▸ WORK INSTRUCTIONS: Look through the listing below and give the number of lines that hold "Concentration". Say nothing more.

▸ RECORD SET:
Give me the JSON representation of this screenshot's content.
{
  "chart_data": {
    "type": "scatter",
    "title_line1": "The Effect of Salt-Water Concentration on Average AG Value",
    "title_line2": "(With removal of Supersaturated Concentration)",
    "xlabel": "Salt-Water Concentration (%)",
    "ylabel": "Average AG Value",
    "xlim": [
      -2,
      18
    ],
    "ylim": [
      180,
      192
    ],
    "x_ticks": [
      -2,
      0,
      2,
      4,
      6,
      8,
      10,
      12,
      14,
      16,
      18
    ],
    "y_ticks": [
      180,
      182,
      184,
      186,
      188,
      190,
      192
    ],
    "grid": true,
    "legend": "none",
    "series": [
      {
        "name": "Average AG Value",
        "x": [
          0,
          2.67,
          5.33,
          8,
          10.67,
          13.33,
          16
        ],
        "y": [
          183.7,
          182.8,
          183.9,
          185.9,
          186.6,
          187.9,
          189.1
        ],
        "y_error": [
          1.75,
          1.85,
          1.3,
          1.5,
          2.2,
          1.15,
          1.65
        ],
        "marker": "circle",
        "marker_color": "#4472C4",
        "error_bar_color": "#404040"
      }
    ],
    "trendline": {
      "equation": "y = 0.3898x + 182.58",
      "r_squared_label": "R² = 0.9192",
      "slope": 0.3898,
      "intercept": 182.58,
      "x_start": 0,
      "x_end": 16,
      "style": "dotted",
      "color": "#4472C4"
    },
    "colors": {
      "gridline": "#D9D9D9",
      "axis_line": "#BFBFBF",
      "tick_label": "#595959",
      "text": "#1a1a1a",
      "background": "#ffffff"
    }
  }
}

▸ SOLUTION FOR THIS TASK: 3